(Dataset entries on figures)
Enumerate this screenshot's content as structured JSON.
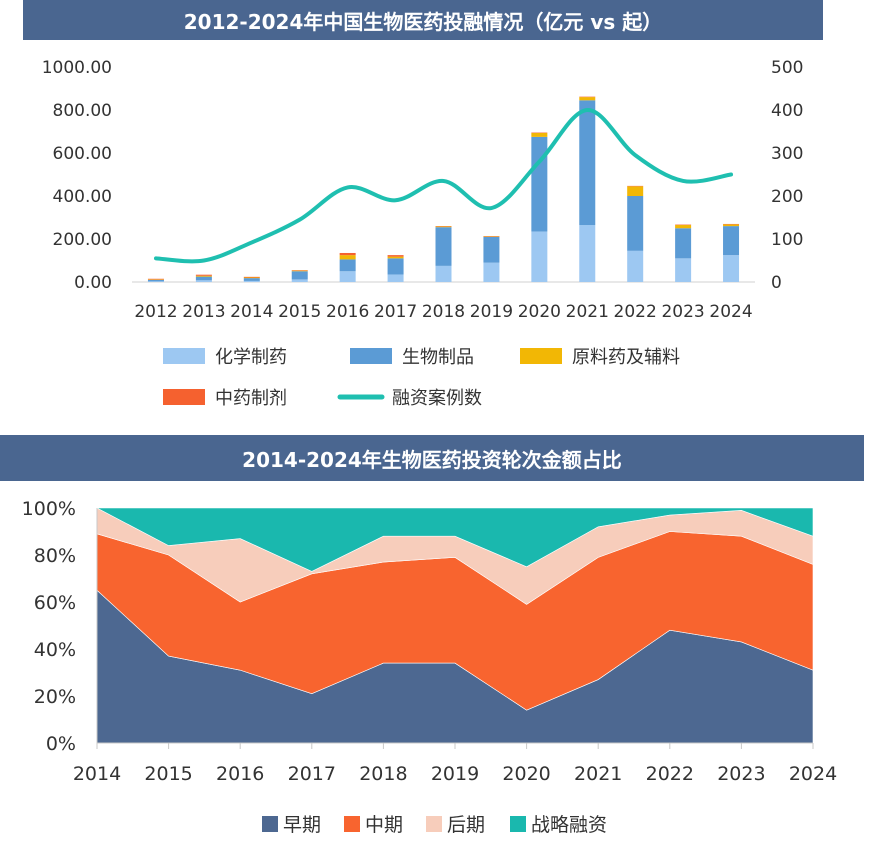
{
  "chart_data": [
    {
      "type": "bar",
      "title": "2012-2024年中国生物医药投融情况（亿元 vs 起）",
      "stacked": true,
      "categories": [
        "2012",
        "2013",
        "2014",
        "2015",
        "2016",
        "2017",
        "2018",
        "2019",
        "2020",
        "2021",
        "2022",
        "2023",
        "2024"
      ],
      "y_left": {
        "ylim": [
          0,
          1000
        ],
        "ticks": [
          "0.00",
          "200.00",
          "400.00",
          "600.00",
          "800.00",
          "1000.00"
        ]
      },
      "y_right": {
        "ylim": [
          0,
          500
        ],
        "ticks": [
          "0",
          "100",
          "200",
          "300",
          "400",
          "500"
        ]
      },
      "grid": false,
      "series": [
        {
          "name": "化学制药",
          "kind": "bar",
          "axis": "left",
          "color": "#9dc8f2",
          "values": [
            3,
            8,
            5,
            12,
            50,
            35,
            75,
            90,
            235,
            265,
            145,
            110,
            125
          ]
        },
        {
          "name": "生物制品",
          "kind": "bar",
          "axis": "left",
          "color": "#5b9bd5",
          "values": [
            7,
            17,
            13,
            38,
            55,
            75,
            180,
            120,
            440,
            580,
            255,
            140,
            135
          ]
        },
        {
          "name": "原料药及辅料",
          "kind": "bar",
          "axis": "left",
          "color": "#f2b705",
          "values": [
            2,
            4,
            3,
            3,
            20,
            8,
            3,
            2,
            18,
            15,
            45,
            15,
            8
          ]
        },
        {
          "name": "中药制剂",
          "kind": "bar",
          "axis": "left",
          "color": "#f5612f",
          "values": [
            3,
            5,
            3,
            2,
            10,
            7,
            2,
            2,
            2,
            2,
            2,
            2,
            2
          ]
        },
        {
          "name": "融资案例数",
          "kind": "line",
          "axis": "right",
          "color": "#1fbfb0",
          "values": [
            55,
            50,
            92,
            145,
            220,
            190,
            235,
            172,
            280,
            400,
            295,
            235,
            250
          ]
        }
      ],
      "legend": [
        "化学制药",
        "生物制品",
        "原料药及辅料",
        "中药制剂",
        "融资案例数"
      ]
    },
    {
      "type": "area",
      "title": "2014-2024年生物医药投资轮次金额占比",
      "stacked": true,
      "percent": true,
      "categories": [
        "2014",
        "2015",
        "2016",
        "2017",
        "2018",
        "2019",
        "2020",
        "2021",
        "2022",
        "2023",
        "2024"
      ],
      "ylim": [
        0,
        100
      ],
      "y_ticks": [
        "0%",
        "20%",
        "40%",
        "60%",
        "80%",
        "100%"
      ],
      "series": [
        {
          "name": "早期",
          "color": "#4d6891",
          "values": [
            65,
            37,
            31,
            21,
            34,
            34,
            14,
            27,
            48,
            43,
            31
          ]
        },
        {
          "name": "中期",
          "color": "#f8642f",
          "values": [
            24,
            43,
            29,
            51,
            43,
            45,
            45,
            52,
            42,
            45,
            45
          ]
        },
        {
          "name": "后期",
          "color": "#f7cdbb",
          "values": [
            11,
            4,
            27,
            1,
            11,
            9,
            16,
            13,
            7,
            11,
            12
          ]
        },
        {
          "name": "战略融资",
          "color": "#1ab8ae",
          "values": [
            0,
            16,
            13,
            27,
            12,
            12,
            25,
            8,
            3,
            1,
            12
          ]
        }
      ],
      "legend": [
        "早期",
        "中期",
        "后期",
        "战略融资"
      ]
    }
  ]
}
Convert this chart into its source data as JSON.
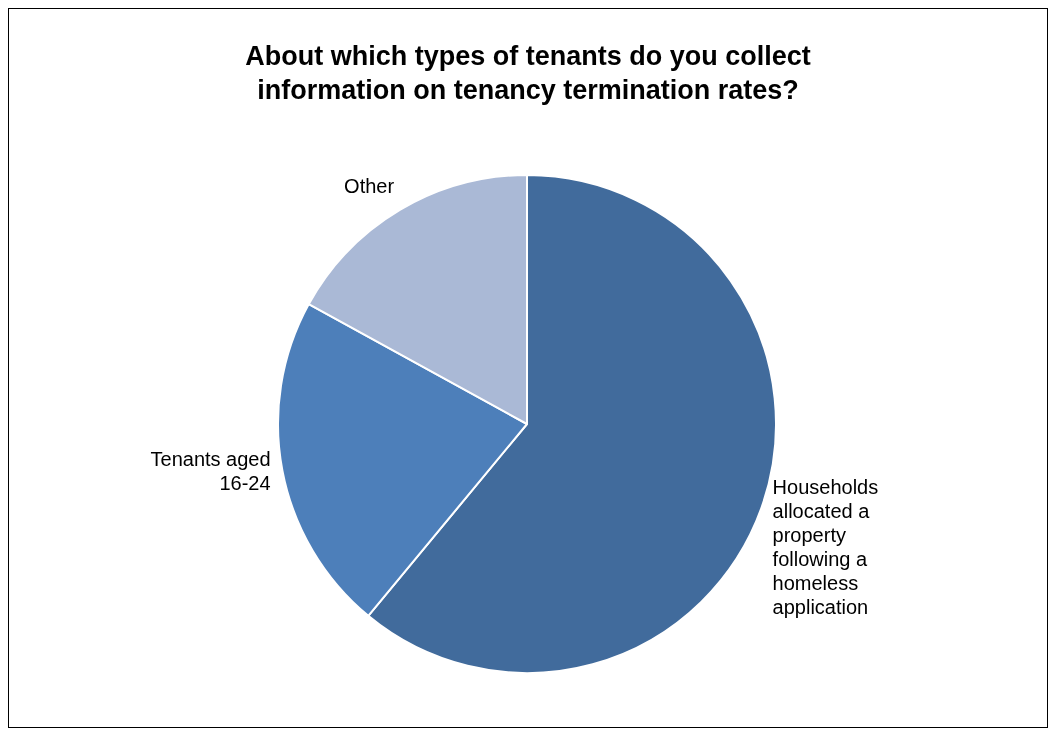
{
  "chart_data": {
    "type": "pie",
    "title": "About which types of tenants do you collect information on tenancy termination rates?",
    "categories": [
      "Households allocated a property following a homeless application",
      "Tenants aged 16-24",
      "Other"
    ],
    "values": [
      61,
      22,
      17
    ],
    "colors": [
      "#416b9c",
      "#4d7fba",
      "#aab9d6"
    ],
    "legend": false
  }
}
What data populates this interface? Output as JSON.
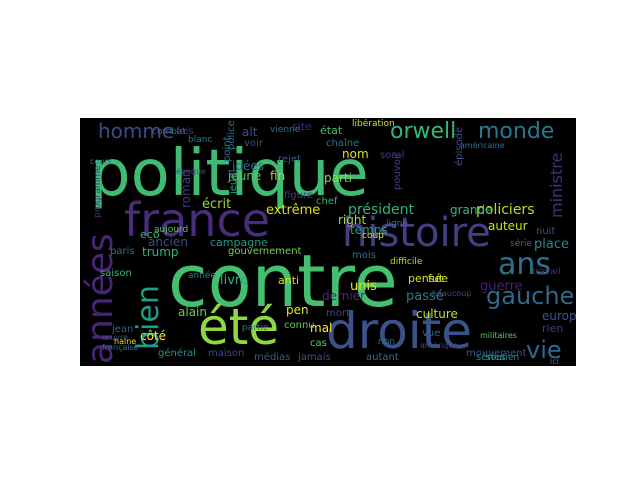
{
  "wordcloud": {
    "words": [
      {
        "text": "politique",
        "color": "#3fbc73"
      },
      {
        "text": "contre",
        "color": "#44bf70"
      },
      {
        "text": "france",
        "color": "#472d7b"
      },
      {
        "text": "histoire",
        "color": "#433e85"
      },
      {
        "text": "droite",
        "color": "#3b528b"
      },
      {
        "text": "été",
        "color": "#8fd744"
      },
      {
        "text": "années",
        "color": "#482576"
      },
      {
        "text": "bien",
        "color": "#1f9e89"
      },
      {
        "text": "ans",
        "color": "#2c728e"
      },
      {
        "text": "gauche",
        "color": "#31688e"
      },
      {
        "text": "orwell",
        "color": "#35b779"
      },
      {
        "text": "monde",
        "color": "#2a788e"
      },
      {
        "text": "homme",
        "color": "#3e4989"
      },
      {
        "text": "vie",
        "color": "#31688e"
      },
      {
        "text": "ministre",
        "color": "#472f7d"
      },
      {
        "text": "policiers",
        "color": "#b5de2b"
      },
      {
        "text": "président",
        "color": "#2db27d"
      },
      {
        "text": "extrême",
        "color": "#d8e219"
      },
      {
        "text": "écrit",
        "color": "#9bd93c"
      },
      {
        "text": "idées",
        "color": "#2e6f8e"
      },
      {
        "text": "jeune",
        "color": "#54c568"
      },
      {
        "text": "trump",
        "color": "#31b57b"
      },
      {
        "text": "livre",
        "color": "#28ae80"
      },
      {
        "text": "alain",
        "color": "#67cc5c"
      },
      {
        "text": "côté",
        "color": "#fde725"
      },
      {
        "text": "culture",
        "color": "#c2df23"
      },
      {
        "text": "passé",
        "color": "#2a788e"
      },
      {
        "text": "guerre",
        "color": "#482173"
      },
      {
        "text": "europe",
        "color": "#38588c"
      },
      {
        "text": "rien",
        "color": "#443a83"
      },
      {
        "text": "grande",
        "color": "#35b779"
      },
      {
        "text": "auteur",
        "color": "#d0e11c"
      },
      {
        "text": "place",
        "color": "#238a8d"
      },
      {
        "text": "temps",
        "color": "#1fa088"
      },
      {
        "text": "right",
        "color": "#a0da39"
      },
      {
        "text": "unis",
        "color": "#e5e419"
      },
      {
        "text": "mois",
        "color": "#2c728e"
      },
      {
        "text": "parti",
        "color": "#8ed645"
      },
      {
        "text": "nom",
        "color": "#d5e21a"
      },
      {
        "text": "état",
        "color": "#44bf70"
      },
      {
        "text": "fin",
        "color": "#aadc32"
      },
      {
        "text": "alt",
        "color": "#3b528b"
      },
      {
        "text": "eco",
        "color": "#35b779"
      },
      {
        "text": "campagne",
        "color": "#1f9a8a"
      },
      {
        "text": "gouvernement",
        "color": "#7ad151"
      },
      {
        "text": "mal",
        "color": "#fde725"
      },
      {
        "text": "saison",
        "color": "#3dbc74"
      },
      {
        "text": "paris",
        "color": "#2c728e"
      },
      {
        "text": "anti",
        "color": "#d2e21b"
      },
      {
        "text": "pen",
        "color": "#e7e419"
      },
      {
        "text": "séries",
        "color": "#25848e"
      },
      {
        "text": "médias",
        "color": "#365d8d"
      },
      {
        "text": "jamais",
        "color": "#3b528b"
      },
      {
        "text": "cas",
        "color": "#5ec962"
      },
      {
        "text": "autant",
        "color": "#2c728e"
      },
      {
        "text": "maison",
        "color": "#3e4a89"
      },
      {
        "text": "général",
        "color": "#21918c"
      },
      {
        "text": "jean",
        "color": "#33638d"
      },
      {
        "text": "pensée",
        "color": "#d5e21a"
      },
      {
        "text": "fut",
        "color": "#c8e020"
      },
      {
        "text": "chef",
        "color": "#2fb47c"
      },
      {
        "text": "rejet",
        "color": "#39568c"
      },
      {
        "text": "aujourd",
        "color": "#5ec962"
      },
      {
        "text": "roman",
        "color": "#443983"
      },
      {
        "text": "ancien",
        "color": "#3e4c8a"
      },
      {
        "text": "voir",
        "color": "#3e4c8a"
      },
      {
        "text": "site",
        "color": "#482475"
      },
      {
        "text": "police",
        "color": "#2c728e"
      },
      {
        "text": "fois",
        "color": "#46327e"
      },
      {
        "text": "vue",
        "color": "#31688e"
      },
      {
        "text": "nuit",
        "color": "#3e4c8a"
      },
      {
        "text": "mouvement",
        "color": "#3b528b"
      },
      {
        "text": "dernier",
        "color": "#482979"
      },
      {
        "text": "figure",
        "color": "#433e85"
      },
      {
        "text": "connu",
        "color": "#5ec962"
      },
      {
        "text": "point",
        "color": "#2a788e"
      },
      {
        "text": "jeudi",
        "color": "#1f9e89"
      },
      {
        "text": "pouvoir",
        "color": "#433e85"
      },
      {
        "text": "soral",
        "color": "#443983"
      },
      {
        "text": "chaîne",
        "color": "#2c728e"
      },
      {
        "text": "libération",
        "color": "#d2e21b"
      },
      {
        "text": "épisode",
        "color": "#3b528b"
      },
      {
        "text": "ligne",
        "color": "#2c728e"
      },
      {
        "text": "coup",
        "color": "#e5e419"
      },
      {
        "text": "difficile",
        "color": "#b8de29"
      },
      {
        "text": "année",
        "color": "#25848e"
      },
      {
        "text": "non",
        "color": "#2c728e"
      },
      {
        "text": "soutien",
        "color": "#1f9e89"
      },
      {
        "text": "ici",
        "color": "#238a8d"
      },
      {
        "text": "beaucoup",
        "color": "#414487"
      },
      {
        "text": "programme",
        "color": "#46307e"
      },
      {
        "text": "vienne",
        "color": "#2c728e"
      },
      {
        "text": "combat",
        "color": "#2c728e"
      },
      {
        "text": "blanc",
        "color": "#2a788e"
      },
      {
        "text": "époque",
        "color": "#3e4a89"
      },
      {
        "text": "française",
        "color": "#2c728e"
      },
      {
        "text": "œuvre",
        "color": "#3b528b"
      },
      {
        "text": "partie",
        "color": "#2c728e"
      },
      {
        "text": "amérique",
        "color": "#3e4a89"
      },
      {
        "text": "américaine",
        "color": "#2c728e"
      },
      {
        "text": "militaires",
        "color": "#5ec962"
      },
      {
        "text": "travail",
        "color": "#46307e"
      },
      {
        "text": "haine",
        "color": "#d8e219"
      },
      {
        "text": "mort",
        "color": "#3e4a89"
      },
      {
        "text": "cours",
        "color": "#2c728e"
      },
      {
        "text": "série",
        "color": "#2c728e"
      }
    ]
  }
}
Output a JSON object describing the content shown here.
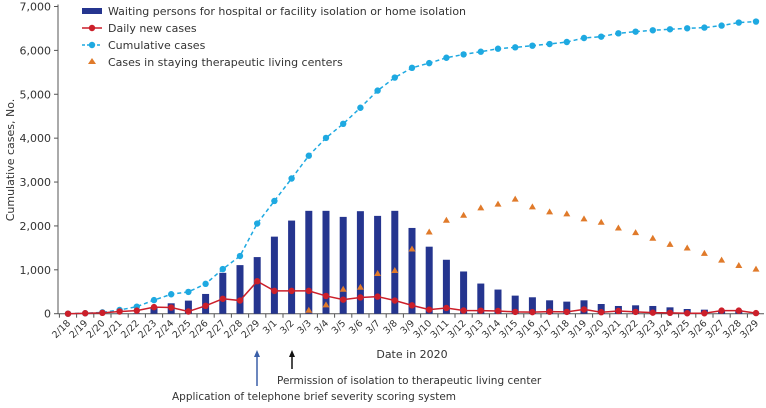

__TO BE DONE__: Filter the records for lines holding the string "JSON". Copy each one.

__WRITTEN SOLUTION__:
Enumerate this screenshot's content as structured JSON.
Convert this chart into its source data as JSON.
What data populates this interface? Output as JSON.
Output a JSON object describing the content shown here.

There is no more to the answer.